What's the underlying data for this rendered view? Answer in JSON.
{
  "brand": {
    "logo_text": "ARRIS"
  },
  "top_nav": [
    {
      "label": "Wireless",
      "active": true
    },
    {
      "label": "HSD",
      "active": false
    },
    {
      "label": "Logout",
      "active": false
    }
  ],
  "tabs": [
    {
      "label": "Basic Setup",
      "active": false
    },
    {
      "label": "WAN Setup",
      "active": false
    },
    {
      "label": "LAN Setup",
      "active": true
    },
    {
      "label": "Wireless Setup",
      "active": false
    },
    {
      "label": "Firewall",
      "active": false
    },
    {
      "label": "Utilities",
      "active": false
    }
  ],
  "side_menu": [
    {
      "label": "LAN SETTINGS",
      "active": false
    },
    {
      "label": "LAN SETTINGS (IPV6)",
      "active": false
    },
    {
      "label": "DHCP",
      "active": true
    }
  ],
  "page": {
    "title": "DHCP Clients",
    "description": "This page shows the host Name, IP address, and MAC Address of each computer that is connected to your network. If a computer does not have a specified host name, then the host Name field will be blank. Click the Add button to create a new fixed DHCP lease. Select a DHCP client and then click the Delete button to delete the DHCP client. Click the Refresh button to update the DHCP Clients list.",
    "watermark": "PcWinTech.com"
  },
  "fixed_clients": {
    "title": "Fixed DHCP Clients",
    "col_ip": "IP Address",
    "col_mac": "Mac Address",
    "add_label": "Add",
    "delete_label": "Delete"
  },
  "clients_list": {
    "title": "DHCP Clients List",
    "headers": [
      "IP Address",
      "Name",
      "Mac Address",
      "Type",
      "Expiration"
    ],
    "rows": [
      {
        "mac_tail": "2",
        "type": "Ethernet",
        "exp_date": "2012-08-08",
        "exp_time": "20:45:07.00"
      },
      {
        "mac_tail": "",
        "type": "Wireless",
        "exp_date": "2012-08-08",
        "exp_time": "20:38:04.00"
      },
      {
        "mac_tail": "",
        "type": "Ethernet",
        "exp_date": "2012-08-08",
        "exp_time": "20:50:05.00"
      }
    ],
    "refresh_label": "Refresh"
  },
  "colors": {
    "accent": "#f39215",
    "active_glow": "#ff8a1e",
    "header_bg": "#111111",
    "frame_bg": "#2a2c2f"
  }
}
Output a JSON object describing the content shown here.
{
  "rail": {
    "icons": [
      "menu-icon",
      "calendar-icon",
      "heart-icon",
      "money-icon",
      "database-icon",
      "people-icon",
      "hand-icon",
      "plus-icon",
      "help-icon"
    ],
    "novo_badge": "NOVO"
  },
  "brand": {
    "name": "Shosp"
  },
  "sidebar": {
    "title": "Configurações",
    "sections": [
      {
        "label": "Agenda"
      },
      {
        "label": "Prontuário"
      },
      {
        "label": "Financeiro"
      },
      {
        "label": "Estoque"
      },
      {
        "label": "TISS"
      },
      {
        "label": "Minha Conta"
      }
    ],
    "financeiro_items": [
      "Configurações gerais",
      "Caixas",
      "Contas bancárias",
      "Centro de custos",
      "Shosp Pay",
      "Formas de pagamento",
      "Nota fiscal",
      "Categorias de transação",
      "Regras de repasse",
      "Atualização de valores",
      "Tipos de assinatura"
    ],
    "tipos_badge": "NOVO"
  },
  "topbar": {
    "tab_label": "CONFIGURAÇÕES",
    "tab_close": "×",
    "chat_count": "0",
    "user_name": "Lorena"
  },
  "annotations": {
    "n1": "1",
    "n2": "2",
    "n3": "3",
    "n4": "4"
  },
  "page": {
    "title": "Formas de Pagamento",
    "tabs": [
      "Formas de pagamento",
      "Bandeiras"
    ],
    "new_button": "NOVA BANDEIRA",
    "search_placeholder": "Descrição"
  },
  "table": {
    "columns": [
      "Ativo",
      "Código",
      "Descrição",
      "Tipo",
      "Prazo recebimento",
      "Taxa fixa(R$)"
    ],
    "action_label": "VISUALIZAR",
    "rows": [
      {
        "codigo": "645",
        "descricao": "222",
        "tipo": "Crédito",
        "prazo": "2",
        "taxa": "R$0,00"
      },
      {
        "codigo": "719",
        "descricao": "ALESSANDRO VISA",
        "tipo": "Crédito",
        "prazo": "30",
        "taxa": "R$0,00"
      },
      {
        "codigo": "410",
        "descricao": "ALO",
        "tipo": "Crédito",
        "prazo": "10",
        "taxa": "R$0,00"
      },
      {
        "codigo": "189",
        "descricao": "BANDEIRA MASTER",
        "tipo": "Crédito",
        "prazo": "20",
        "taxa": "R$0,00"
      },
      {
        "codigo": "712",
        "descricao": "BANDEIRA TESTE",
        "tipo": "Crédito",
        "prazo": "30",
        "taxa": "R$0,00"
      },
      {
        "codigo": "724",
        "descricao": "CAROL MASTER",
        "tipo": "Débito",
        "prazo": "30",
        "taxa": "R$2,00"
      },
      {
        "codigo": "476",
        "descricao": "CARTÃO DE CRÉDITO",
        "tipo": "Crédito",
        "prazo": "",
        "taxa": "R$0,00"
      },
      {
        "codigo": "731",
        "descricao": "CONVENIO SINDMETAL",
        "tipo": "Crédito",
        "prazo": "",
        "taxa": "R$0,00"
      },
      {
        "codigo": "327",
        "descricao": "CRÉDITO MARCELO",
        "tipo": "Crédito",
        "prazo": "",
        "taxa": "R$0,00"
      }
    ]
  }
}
——————
STATED EXERCISE:
Retype all of the material above with every character intact.

TASK SOLUTION:
What's the underlying data for this rendered view? Answer in JSON.
{
  "brand": {
    "logo_text": "ARRIS"
  },
  "top_nav": [
    {
      "label": "Wireless",
      "active": true
    },
    {
      "label": "HSD",
      "active": false
    },
    {
      "label": "Logout",
      "active": false
    }
  ],
  "tabs": [
    {
      "label": "Basic Setup",
      "active": false
    },
    {
      "label": "WAN Setup",
      "active": false
    },
    {
      "label": "LAN Setup",
      "active": true
    },
    {
      "label": "Wireless Setup",
      "active": false
    },
    {
      "label": "Firewall",
      "active": false
    },
    {
      "label": "Utilities",
      "active": false
    }
  ],
  "side_menu": [
    {
      "label": "LAN SETTINGS",
      "active": false
    },
    {
      "label": "LAN SETTINGS (IPV6)",
      "active": false
    },
    {
      "label": "DHCP",
      "active": true
    }
  ],
  "page": {
    "title": "DHCP Clients",
    "description": "This page shows the host Name, IP address, and MAC Address of each computer that is connected to your network. If a computer does not have a specified host name, then the host Name field will be blank. Click the Add button to create a new fixed DHCP lease. Select a DHCP client and then click the Delete button to delete the DHCP client. Click the Refresh button to update the DHCP Clients list.",
    "watermark": "PcWinTech.com"
  },
  "fixed_clients": {
    "title": "Fixed DHCP Clients",
    "col_ip": "IP Address",
    "col_mac": "Mac Address",
    "add_label": "Add",
    "delete_label": "Delete"
  },
  "clients_list": {
    "title": "DHCP Clients List",
    "headers": [
      "IP Address",
      "Name",
      "Mac Address",
      "Type",
      "Expiration"
    ],
    "rows": [
      {
        "mac_tail": "2",
        "type": "Ethernet",
        "exp_date": "2012-08-08",
        "exp_time": "20:45:07.00"
      },
      {
        "mac_tail": "",
        "type": "Wireless",
        "exp_date": "2012-08-08",
        "exp_time": "20:38:04.00"
      },
      {
        "mac_tail": "",
        "type": "Ethernet",
        "exp_date": "2012-08-08",
        "exp_time": "20:50:05.00"
      }
    ],
    "refresh_label": "Refresh"
  },
  "colors": {
    "accent": "#f39215",
    "active_glow": "#ff8a1e",
    "header_bg": "#111111",
    "frame_bg": "#2a2c2f"
  }
}
Output a JSON object describing the content shown here.
{
  "rail": {
    "icons": [
      "menu-icon",
      "calendar-icon",
      "heart-icon",
      "money-icon",
      "database-icon",
      "people-icon",
      "hand-icon",
      "plus-icon",
      "help-icon"
    ],
    "novo_badge": "NOVO"
  },
  "brand": {
    "name": "Shosp"
  },
  "sidebar": {
    "title": "Configurações",
    "sections": [
      {
        "label": "Agenda"
      },
      {
        "label": "Prontuário"
      },
      {
        "label": "Financeiro"
      },
      {
        "label": "Estoque"
      },
      {
        "label": "TISS"
      },
      {
        "label": "Minha Conta"
      }
    ],
    "financeiro_items": [
      "Configurações gerais",
      "Caixas",
      "Contas bancárias",
      "Centro de custos",
      "Shosp Pay",
      "Formas de pagamento",
      "Nota fiscal",
      "Categorias de transação",
      "Regras de repasse",
      "Atualização de valores",
      "Tipos de assinatura"
    ],
    "tipos_badge": "NOVO"
  },
  "topbar": {
    "tab_label": "CONFIGURAÇÕES",
    "tab_close": "×",
    "chat_count": "0",
    "user_name": "Lorena"
  },
  "annotations": {
    "n1": "1",
    "n2": "2",
    "n3": "3",
    "n4": "4"
  },
  "page": {
    "title": "Formas de Pagamento",
    "tabs": [
      "Formas de pagamento",
      "Bandeiras"
    ],
    "new_button": "NOVA BANDEIRA",
    "search_placeholder": "Descrição"
  },
  "table": {
    "columns": [
      "Ativo",
      "Código",
      "Descrição",
      "Tipo",
      "Prazo recebimento",
      "Taxa fixa(R$)"
    ],
    "action_label": "VISUALIZAR",
    "rows": [
      {
        "codigo": "645",
        "descricao": "222",
        "tipo": "Crédito",
        "prazo": "2",
        "taxa": "R$0,00"
      },
      {
        "codigo": "719",
        "descricao": "ALESSANDRO VISA",
        "tipo": "Crédito",
        "prazo": "30",
        "taxa": "R$0,00"
      },
      {
        "codigo": "410",
        "descricao": "ALO",
        "tipo": "Crédito",
        "prazo": "10",
        "taxa": "R$0,00"
      },
      {
        "codigo": "189",
        "descricao": "BANDEIRA MASTER",
        "tipo": "Crédito",
        "prazo": "20",
        "taxa": "R$0,00"
      },
      {
        "codigo": "712",
        "descricao": "BANDEIRA TESTE",
        "tipo": "Crédito",
        "prazo": "30",
        "taxa": "R$0,00"
      },
      {
        "codigo": "724",
        "descricao": "CAROL MASTER",
        "tipo": "Débito",
        "prazo": "30",
        "taxa": "R$2,00"
      },
      {
        "codigo": "476",
        "descricao": "CARTÃO DE CRÉDITO",
        "tipo": "Crédito",
        "prazo": "",
        "taxa": "R$0,00"
      },
      {
        "codigo": "731",
        "descricao": "CONVENIO SINDMETAL",
        "tipo": "Crédito",
        "prazo": "",
        "taxa": "R$0,00"
      },
      {
        "codigo": "327",
        "descricao": "CRÉDITO MARCELO",
        "tipo": "Crédito",
        "prazo": "",
        "taxa": "R$0,00"
      }
    ]
  }
}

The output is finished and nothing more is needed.